Begin
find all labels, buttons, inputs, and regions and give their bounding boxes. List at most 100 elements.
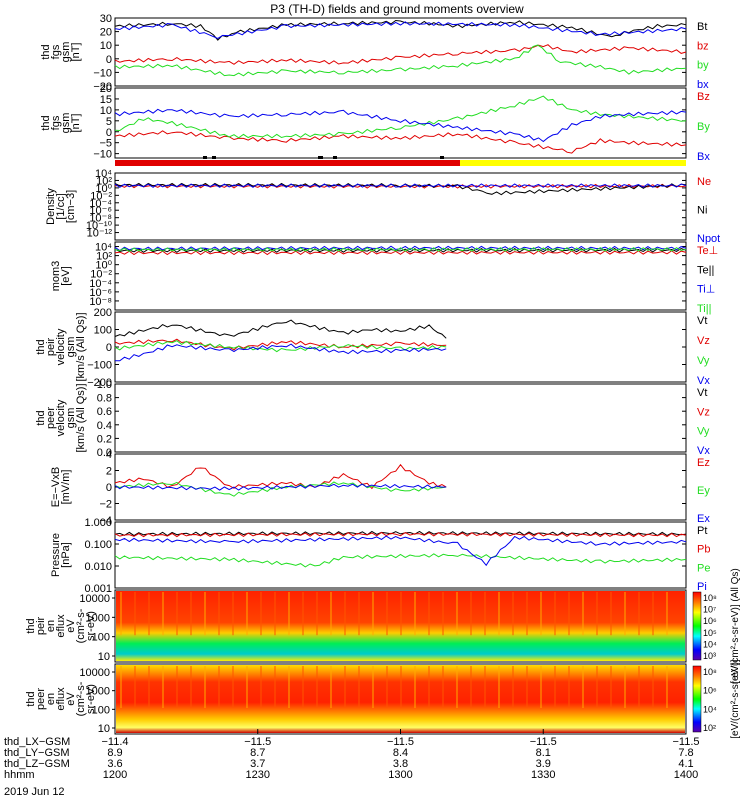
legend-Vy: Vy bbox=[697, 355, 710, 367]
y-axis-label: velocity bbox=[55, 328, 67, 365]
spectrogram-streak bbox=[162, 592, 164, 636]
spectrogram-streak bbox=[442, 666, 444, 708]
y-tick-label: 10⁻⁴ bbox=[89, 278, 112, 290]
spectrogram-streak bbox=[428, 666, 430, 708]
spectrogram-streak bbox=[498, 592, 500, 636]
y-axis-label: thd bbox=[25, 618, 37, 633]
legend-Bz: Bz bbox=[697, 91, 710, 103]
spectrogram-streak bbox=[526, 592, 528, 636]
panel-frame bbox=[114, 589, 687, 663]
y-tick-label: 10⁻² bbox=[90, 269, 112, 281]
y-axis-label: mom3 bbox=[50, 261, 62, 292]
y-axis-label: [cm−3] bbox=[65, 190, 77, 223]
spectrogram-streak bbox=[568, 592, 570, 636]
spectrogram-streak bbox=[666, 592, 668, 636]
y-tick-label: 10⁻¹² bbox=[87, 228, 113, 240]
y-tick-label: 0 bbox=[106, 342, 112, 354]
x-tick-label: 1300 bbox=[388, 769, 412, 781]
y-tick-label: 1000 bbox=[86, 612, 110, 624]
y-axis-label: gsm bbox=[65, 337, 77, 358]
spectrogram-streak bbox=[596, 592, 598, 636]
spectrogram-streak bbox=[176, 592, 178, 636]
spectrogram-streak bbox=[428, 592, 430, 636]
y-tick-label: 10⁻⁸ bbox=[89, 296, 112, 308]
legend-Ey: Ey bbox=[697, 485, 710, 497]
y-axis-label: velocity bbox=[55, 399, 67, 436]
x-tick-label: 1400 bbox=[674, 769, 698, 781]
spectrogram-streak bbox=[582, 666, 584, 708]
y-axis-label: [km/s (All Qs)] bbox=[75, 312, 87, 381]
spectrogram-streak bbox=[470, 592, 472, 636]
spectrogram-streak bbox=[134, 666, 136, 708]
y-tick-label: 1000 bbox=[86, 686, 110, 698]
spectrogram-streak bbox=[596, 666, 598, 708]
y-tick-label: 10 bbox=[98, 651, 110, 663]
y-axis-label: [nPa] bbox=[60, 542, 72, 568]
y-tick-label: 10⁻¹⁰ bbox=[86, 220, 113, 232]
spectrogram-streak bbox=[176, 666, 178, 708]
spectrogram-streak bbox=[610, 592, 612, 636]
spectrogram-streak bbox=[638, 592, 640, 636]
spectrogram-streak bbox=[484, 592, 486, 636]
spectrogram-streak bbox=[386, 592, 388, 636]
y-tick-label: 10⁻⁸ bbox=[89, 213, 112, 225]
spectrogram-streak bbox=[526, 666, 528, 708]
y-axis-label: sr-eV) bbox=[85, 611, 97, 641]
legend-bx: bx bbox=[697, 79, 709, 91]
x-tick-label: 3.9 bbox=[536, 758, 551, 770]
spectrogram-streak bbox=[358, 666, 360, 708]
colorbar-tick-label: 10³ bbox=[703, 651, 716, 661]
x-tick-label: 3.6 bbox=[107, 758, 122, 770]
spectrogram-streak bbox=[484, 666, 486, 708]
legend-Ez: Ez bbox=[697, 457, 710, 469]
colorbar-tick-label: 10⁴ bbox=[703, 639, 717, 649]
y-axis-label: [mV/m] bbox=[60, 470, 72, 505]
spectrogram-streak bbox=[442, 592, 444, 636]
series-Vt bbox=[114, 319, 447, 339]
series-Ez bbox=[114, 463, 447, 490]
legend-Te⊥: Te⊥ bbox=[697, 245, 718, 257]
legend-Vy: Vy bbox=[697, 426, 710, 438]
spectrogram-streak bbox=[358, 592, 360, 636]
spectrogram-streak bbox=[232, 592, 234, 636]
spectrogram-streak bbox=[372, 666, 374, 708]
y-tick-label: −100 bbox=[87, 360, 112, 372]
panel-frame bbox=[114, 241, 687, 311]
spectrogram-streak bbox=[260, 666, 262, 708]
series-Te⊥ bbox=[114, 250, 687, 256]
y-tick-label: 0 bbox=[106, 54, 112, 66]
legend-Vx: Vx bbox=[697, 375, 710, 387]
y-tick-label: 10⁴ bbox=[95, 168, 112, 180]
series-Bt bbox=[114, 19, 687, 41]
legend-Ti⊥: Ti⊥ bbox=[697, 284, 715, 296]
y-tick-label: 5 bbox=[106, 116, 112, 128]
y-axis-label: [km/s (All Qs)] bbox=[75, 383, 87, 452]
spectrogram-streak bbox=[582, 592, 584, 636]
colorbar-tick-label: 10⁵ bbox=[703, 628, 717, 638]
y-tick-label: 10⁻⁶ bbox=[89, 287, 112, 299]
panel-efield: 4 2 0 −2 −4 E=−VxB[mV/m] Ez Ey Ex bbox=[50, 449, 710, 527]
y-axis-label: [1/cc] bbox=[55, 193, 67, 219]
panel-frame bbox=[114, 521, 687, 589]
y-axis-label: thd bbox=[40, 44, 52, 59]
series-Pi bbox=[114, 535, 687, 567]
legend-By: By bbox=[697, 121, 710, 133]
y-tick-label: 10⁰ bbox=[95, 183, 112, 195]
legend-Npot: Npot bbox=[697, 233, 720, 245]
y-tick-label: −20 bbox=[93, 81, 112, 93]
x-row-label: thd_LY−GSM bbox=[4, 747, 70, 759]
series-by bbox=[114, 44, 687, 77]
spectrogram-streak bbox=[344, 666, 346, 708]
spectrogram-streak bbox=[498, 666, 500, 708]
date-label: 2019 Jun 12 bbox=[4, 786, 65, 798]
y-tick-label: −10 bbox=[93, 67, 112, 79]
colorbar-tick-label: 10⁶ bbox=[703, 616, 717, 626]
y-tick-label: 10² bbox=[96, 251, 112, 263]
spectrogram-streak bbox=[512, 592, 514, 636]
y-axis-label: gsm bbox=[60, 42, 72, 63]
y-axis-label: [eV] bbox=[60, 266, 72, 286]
End
Locate every line of the material above that contains the string "series" and reproduce each such line. The match is case-sensitive.

## Expected answer
series-Vt bbox=[114, 319, 447, 339]
series-Ez bbox=[114, 463, 447, 490]
series-Te⊥ bbox=[114, 250, 687, 256]
series-Bt bbox=[114, 19, 687, 41]
series-Pi bbox=[114, 535, 687, 567]
series-by bbox=[114, 44, 687, 77]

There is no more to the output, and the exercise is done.